Stored records
"""

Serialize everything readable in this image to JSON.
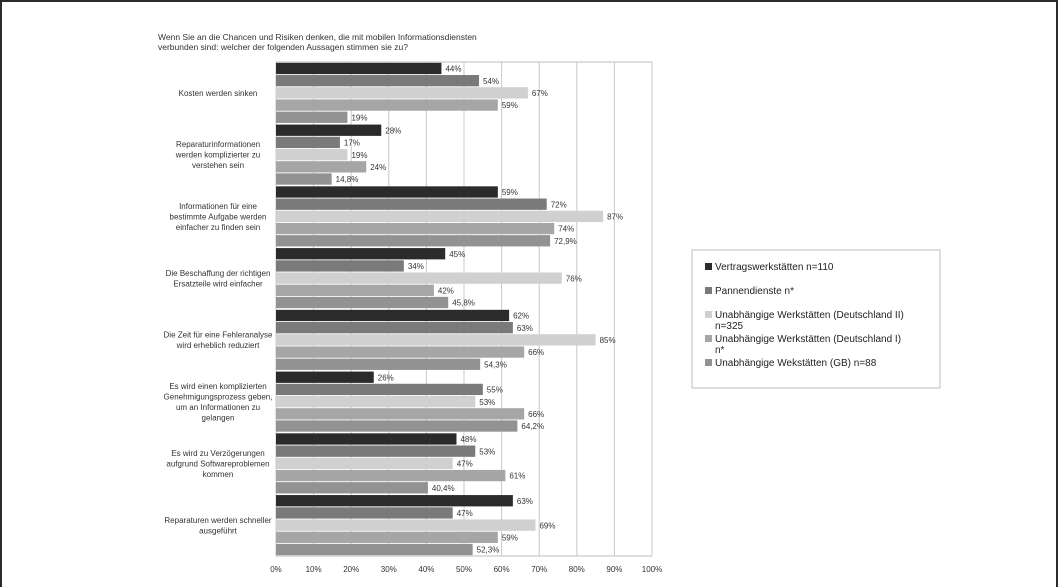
{
  "chart_data": {
    "type": "bar",
    "orientation": "horizontal",
    "title_lines": [
      "Wenn Sie an die Chancen und Risiken denken, die mit mobilen Informationsdiensten",
      "verbunden sind: welcher der folgenden Aussagen stimmen sie zu?"
    ],
    "categories": [
      {
        "lines": [
          "Kosten werden sinken"
        ]
      },
      {
        "lines": [
          "Reparaturinformationen",
          "werden komplizierter zu",
          "verstehen sein"
        ]
      },
      {
        "lines": [
          "Informationen für eine",
          "bestimmte Aufgabe werden",
          "einfacher zu finden sein"
        ]
      },
      {
        "lines": [
          "Die Beschaffung der richtigen",
          "Ersatzteile wird einfacher"
        ]
      },
      {
        "lines": [
          "Die Zeit für eine Fehleranalyse",
          "wird erheblich reduziert"
        ]
      },
      {
        "lines": [
          "Es wird einen komplizierten",
          "Genehmigungsprozess geben,",
          "um an Informationen zu",
          "gelangen"
        ]
      },
      {
        "lines": [
          "Es wird zu Verzögerungen",
          "aufgrund Softwareproblemen",
          "kommen"
        ]
      },
      {
        "lines": [
          "Reparaturen werden schneller",
          "ausgeführt"
        ]
      }
    ],
    "series": [
      {
        "name_lines": [
          "Vertragswerkstätten  n=110"
        ],
        "color": "#2b2b2b",
        "values": [
          44,
          28,
          59,
          45,
          62,
          26,
          48,
          63
        ],
        "labels": [
          "44%",
          "28%",
          "59%",
          "45%",
          "62%",
          "26%",
          "48%",
          "63%"
        ]
      },
      {
        "name_lines": [
          "Pannendienste n*"
        ],
        "color": "#7a7a7a",
        "values": [
          54,
          17,
          72,
          34,
          63,
          55,
          53,
          47
        ],
        "labels": [
          "54%",
          "17%",
          "72%",
          "34%",
          "63%",
          "55%",
          "53%",
          "47%"
        ]
      },
      {
        "name_lines": [
          "Unabhängige Werkstätten (Deutschland II)",
          "n=325"
        ],
        "color": "#d0d0d0",
        "values": [
          67,
          19,
          87,
          76,
          85,
          53,
          47,
          69
        ],
        "labels": [
          "67%",
          "19%",
          "87%",
          "76%",
          "85%",
          "53%",
          "47%",
          "69%"
        ]
      },
      {
        "name_lines": [
          "Unabhängige Werkstätten  (Deutschland I)",
          "n*"
        ],
        "color": "#a6a6a6",
        "values": [
          59,
          24,
          74,
          42,
          66,
          66,
          61,
          59
        ],
        "labels": [
          "59%",
          "24%",
          "74%",
          "42%",
          "66%",
          "66%",
          "61%",
          "59%"
        ]
      },
      {
        "name_lines": [
          "Unabhängige Wekstätten (GB) n=88"
        ],
        "color": "#929292",
        "values": [
          19,
          14.8,
          72.9,
          45.8,
          54.3,
          64.2,
          40.4,
          52.3
        ],
        "labels": [
          "19%",
          "14,8%",
          "72,9%",
          "45,8%",
          "54,3%",
          "64,2%",
          "40,4%",
          "52,3%"
        ]
      }
    ],
    "xlim": [
      0,
      100
    ],
    "xticks": [
      "0%",
      "10%",
      "20%",
      "30%",
      "40%",
      "50%",
      "60%",
      "70%",
      "80%",
      "90%",
      "100%"
    ],
    "grid": true,
    "legend": "right"
  }
}
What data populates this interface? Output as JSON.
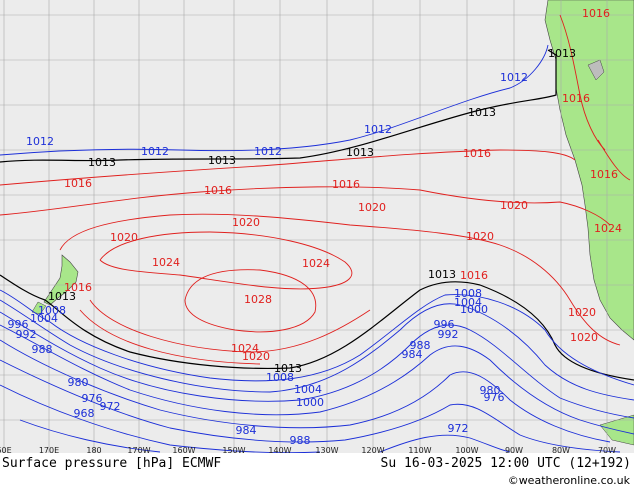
{
  "footer": {
    "left": "Surface pressure [hPa] ECMWF",
    "right": "Su 16-03-2025 12:00 UTC (12+192)",
    "credit": "©weatheronline.co.uk"
  },
  "longitude_ticks": [
    "60E",
    "170E",
    "180",
    "170W",
    "160W",
    "150W",
    "140W",
    "130W",
    "120W",
    "110W",
    "100W",
    "90W",
    "80W",
    "70W"
  ],
  "colors": {
    "ocean": "#ececec",
    "land": "#a8e68a",
    "grid": "#a9a9a9",
    "high_isobar": "#e0201e",
    "low_isobar": "#1c2fd8",
    "standard_isobar": "#000000"
  },
  "isobar_labels": [
    {
      "text": "1016",
      "color": "red",
      "name": "label-1016-chile-top"
    },
    {
      "text": "1013",
      "color": "black",
      "name": "label-1013-top"
    },
    {
      "text": "1012",
      "color": "blue",
      "name": "label-1012-east"
    },
    {
      "text": "1016",
      "color": "red",
      "name": "label-1016-chile"
    },
    {
      "text": "1012",
      "color": "blue",
      "name": "label-1012-west"
    },
    {
      "text": "1012",
      "color": "blue",
      "name": "label-1012-b"
    },
    {
      "text": "1012",
      "color": "blue",
      "name": "label-1012-c"
    },
    {
      "text": "1012",
      "color": "blue",
      "name": "label-1012-d"
    },
    {
      "text": "1013",
      "color": "black",
      "name": "label-1013-a"
    },
    {
      "text": "1013",
      "color": "black",
      "name": "label-1013-b"
    },
    {
      "text": "1013",
      "color": "black",
      "name": "label-1013-c"
    },
    {
      "text": "1013",
      "color": "black",
      "name": "label-1013-d"
    },
    {
      "text": "1016",
      "color": "red",
      "name": "label-1016-a"
    },
    {
      "text": "1016",
      "color": "red",
      "name": "label-1016-b"
    },
    {
      "text": "1016",
      "color": "red",
      "name": "label-1016-c"
    },
    {
      "text": "1016",
      "color": "red",
      "name": "label-1016-d"
    },
    {
      "text": "1016",
      "color": "red",
      "name": "label-1016-e"
    },
    {
      "text": "1024",
      "color": "red",
      "name": "label-1024-andes"
    },
    {
      "text": "1020",
      "color": "red",
      "name": "label-1020-a"
    },
    {
      "text": "1020",
      "color": "red",
      "name": "label-1020-b"
    },
    {
      "text": "1020",
      "color": "red",
      "name": "label-1020-c"
    },
    {
      "text": "1020",
      "color": "red",
      "name": "label-1020-d"
    },
    {
      "text": "1020",
      "color": "red",
      "name": "label-1020-e"
    },
    {
      "text": "1024",
      "color": "red",
      "name": "label-1024-a"
    },
    {
      "text": "1024",
      "color": "red",
      "name": "label-1024-b"
    },
    {
      "text": "1024",
      "color": "red",
      "name": "label-1024-c"
    },
    {
      "text": "1028",
      "color": "red",
      "name": "label-1028"
    },
    {
      "text": "1020",
      "color": "red",
      "name": "label-1020-f"
    },
    {
      "text": "1020",
      "color": "red",
      "name": "label-1020-g"
    },
    {
      "text": "1020",
      "color": "red",
      "name": "label-1020-h"
    },
    {
      "text": "1016",
      "color": "red",
      "name": "label-1016-f"
    },
    {
      "text": "1016",
      "color": "red",
      "name": "label-1016-nz"
    },
    {
      "text": "1013",
      "color": "black",
      "name": "label-1013-e"
    },
    {
      "text": "1013",
      "color": "black",
      "name": "label-1013-nz"
    },
    {
      "text": "1013",
      "color": "black",
      "name": "label-1013-f"
    },
    {
      "text": "1008",
      "color": "blue",
      "name": "label-1008-a"
    },
    {
      "text": "1004",
      "color": "blue",
      "name": "label-1004-a"
    },
    {
      "text": "1000",
      "color": "blue",
      "name": "label-1000-a"
    },
    {
      "text": "1008",
      "color": "blue",
      "name": "label-1008-b"
    },
    {
      "text": "1004",
      "color": "blue",
      "name": "label-1004-b"
    },
    {
      "text": "1008",
      "color": "blue",
      "name": "label-1008-c"
    },
    {
      "text": "1004",
      "color": "blue",
      "name": "label-1004-c"
    },
    {
      "text": "1000",
      "color": "blue",
      "name": "label-1000-b"
    },
    {
      "text": "996",
      "color": "blue",
      "name": "label-996-a"
    },
    {
      "text": "992",
      "color": "blue",
      "name": "label-992-a"
    },
    {
      "text": "988",
      "color": "blue",
      "name": "label-988-a"
    },
    {
      "text": "984",
      "color": "blue",
      "name": "label-984-a"
    },
    {
      "text": "996",
      "color": "blue",
      "name": "label-996-b"
    },
    {
      "text": "992",
      "color": "blue",
      "name": "label-992-b"
    },
    {
      "text": "988",
      "color": "blue",
      "name": "label-988-b"
    },
    {
      "text": "980",
      "color": "blue",
      "name": "label-980-a"
    },
    {
      "text": "976",
      "color": "blue",
      "name": "label-976-a"
    },
    {
      "text": "972",
      "color": "blue",
      "name": "label-972-a"
    },
    {
      "text": "968",
      "color": "blue",
      "name": "label-968"
    },
    {
      "text": "984",
      "color": "blue",
      "name": "label-984-b"
    },
    {
      "text": "988",
      "color": "blue",
      "name": "label-988-c"
    },
    {
      "text": "980",
      "color": "blue",
      "name": "label-980-b"
    },
    {
      "text": "976",
      "color": "blue",
      "name": "label-976-b"
    },
    {
      "text": "972",
      "color": "blue",
      "name": "label-972-b"
    }
  ]
}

"""

* _Task details_
Report how many lines in the entries hold the string "Deutschland". Nothing but the number is wanted.

* _Response to this task_
2